PROVIDED RECORDS:
┌──

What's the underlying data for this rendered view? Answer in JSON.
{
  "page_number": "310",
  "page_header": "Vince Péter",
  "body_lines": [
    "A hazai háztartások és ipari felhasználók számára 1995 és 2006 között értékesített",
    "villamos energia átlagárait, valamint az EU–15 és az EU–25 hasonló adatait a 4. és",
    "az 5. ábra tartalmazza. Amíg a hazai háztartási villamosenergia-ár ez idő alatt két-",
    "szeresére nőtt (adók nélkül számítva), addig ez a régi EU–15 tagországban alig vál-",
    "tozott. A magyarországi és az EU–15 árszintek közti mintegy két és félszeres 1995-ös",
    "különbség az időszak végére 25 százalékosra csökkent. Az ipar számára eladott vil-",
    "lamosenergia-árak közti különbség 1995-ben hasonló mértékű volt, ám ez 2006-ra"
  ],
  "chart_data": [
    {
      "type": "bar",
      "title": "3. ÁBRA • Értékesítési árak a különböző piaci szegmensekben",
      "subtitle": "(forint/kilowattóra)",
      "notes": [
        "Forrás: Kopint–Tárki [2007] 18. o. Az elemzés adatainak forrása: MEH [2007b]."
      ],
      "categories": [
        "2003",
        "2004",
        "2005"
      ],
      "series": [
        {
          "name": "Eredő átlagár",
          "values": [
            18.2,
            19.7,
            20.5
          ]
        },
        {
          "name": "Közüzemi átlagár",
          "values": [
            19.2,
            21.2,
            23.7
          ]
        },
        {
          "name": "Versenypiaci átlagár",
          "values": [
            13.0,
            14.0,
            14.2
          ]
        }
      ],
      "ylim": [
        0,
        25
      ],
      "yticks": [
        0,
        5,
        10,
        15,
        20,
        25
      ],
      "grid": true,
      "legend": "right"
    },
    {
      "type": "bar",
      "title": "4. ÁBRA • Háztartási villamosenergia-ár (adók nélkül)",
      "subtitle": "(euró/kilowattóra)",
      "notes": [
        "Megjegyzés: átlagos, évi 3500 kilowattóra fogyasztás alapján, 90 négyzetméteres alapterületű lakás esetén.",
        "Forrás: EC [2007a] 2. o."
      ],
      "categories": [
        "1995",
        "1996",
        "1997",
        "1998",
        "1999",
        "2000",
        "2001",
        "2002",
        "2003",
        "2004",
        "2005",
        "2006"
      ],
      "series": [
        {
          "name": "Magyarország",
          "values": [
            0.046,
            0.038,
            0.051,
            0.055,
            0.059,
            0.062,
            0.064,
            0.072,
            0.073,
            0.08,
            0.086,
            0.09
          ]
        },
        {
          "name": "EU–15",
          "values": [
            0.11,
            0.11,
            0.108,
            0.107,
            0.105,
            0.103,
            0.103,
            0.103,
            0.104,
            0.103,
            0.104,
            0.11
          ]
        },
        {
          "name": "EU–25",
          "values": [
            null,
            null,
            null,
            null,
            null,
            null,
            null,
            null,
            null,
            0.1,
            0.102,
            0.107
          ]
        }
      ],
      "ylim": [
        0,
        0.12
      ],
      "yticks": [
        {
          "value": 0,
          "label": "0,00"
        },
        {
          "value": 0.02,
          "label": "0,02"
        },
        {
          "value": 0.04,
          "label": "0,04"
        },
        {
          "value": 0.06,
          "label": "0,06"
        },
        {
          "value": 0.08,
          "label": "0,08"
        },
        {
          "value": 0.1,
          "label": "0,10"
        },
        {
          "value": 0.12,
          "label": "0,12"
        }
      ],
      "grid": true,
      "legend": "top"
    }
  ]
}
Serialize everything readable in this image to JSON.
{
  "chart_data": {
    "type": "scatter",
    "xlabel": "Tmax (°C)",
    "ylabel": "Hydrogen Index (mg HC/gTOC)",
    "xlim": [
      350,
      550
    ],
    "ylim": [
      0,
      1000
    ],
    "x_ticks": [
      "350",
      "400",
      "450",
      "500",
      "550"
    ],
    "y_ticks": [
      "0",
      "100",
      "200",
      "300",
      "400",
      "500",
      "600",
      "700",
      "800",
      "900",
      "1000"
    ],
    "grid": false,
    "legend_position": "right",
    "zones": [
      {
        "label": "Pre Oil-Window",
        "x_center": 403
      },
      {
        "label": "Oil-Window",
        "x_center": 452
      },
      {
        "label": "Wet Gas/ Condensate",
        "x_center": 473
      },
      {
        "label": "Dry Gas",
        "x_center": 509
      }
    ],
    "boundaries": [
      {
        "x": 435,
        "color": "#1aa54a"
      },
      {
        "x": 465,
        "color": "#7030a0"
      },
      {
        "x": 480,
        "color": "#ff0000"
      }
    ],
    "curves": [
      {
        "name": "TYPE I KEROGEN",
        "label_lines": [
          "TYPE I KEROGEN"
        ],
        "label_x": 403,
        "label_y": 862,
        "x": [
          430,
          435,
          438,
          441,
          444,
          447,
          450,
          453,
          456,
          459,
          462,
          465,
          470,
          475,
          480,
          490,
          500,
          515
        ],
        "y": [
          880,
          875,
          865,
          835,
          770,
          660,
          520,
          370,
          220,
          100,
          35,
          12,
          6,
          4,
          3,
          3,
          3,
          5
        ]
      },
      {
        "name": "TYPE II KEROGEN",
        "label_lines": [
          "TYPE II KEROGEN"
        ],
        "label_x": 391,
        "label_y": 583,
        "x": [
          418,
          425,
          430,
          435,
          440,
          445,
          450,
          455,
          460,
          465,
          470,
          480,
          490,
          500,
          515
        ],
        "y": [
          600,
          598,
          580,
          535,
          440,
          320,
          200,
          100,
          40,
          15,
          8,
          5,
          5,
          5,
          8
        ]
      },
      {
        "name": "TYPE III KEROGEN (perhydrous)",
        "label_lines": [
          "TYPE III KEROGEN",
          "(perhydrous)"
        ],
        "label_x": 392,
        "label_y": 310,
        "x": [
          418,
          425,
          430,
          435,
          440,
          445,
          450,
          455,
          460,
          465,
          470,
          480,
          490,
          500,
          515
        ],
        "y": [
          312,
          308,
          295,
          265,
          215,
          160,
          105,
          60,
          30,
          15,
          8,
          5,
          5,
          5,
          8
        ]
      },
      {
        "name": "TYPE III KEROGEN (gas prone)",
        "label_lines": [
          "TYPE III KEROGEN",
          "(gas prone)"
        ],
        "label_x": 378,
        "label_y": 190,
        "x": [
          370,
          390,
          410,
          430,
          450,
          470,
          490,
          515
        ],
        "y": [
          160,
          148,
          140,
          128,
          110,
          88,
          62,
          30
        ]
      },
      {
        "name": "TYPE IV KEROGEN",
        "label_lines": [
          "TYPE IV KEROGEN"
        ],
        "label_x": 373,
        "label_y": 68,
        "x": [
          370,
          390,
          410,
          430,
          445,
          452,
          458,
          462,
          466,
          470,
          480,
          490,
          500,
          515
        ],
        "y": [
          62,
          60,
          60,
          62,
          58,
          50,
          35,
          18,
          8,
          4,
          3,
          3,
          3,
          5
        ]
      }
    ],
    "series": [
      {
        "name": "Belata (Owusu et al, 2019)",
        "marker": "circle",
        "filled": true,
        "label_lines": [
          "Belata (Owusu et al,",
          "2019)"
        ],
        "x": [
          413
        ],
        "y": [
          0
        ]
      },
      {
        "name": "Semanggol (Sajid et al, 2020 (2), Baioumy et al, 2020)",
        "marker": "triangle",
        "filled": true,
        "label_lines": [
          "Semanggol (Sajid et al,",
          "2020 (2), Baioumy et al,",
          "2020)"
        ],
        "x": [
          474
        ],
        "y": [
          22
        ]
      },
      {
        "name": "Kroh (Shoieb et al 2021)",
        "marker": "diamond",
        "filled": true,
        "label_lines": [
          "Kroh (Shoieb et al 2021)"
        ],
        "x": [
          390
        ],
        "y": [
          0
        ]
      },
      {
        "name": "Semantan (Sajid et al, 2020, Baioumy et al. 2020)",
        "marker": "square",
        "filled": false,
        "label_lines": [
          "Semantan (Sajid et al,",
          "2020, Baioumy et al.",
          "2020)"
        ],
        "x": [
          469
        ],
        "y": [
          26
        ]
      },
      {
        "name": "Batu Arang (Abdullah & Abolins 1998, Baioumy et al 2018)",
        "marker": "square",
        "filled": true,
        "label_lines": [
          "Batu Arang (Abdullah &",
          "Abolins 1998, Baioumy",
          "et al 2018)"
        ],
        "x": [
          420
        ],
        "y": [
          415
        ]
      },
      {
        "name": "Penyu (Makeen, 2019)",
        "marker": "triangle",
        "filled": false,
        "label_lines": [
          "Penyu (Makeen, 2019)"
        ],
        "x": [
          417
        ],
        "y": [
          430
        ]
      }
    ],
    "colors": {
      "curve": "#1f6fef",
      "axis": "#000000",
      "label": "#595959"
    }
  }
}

└──

TASK BRIEF:
Pick out the lines containing the word "Abolins" and show them.

ANSWER FOR THIS EXERCISE:
        "name": "Batu Arang (Abdullah & Abolins 1998, Baioumy et al 2018)",
          "Abolins 1998, Baioumy",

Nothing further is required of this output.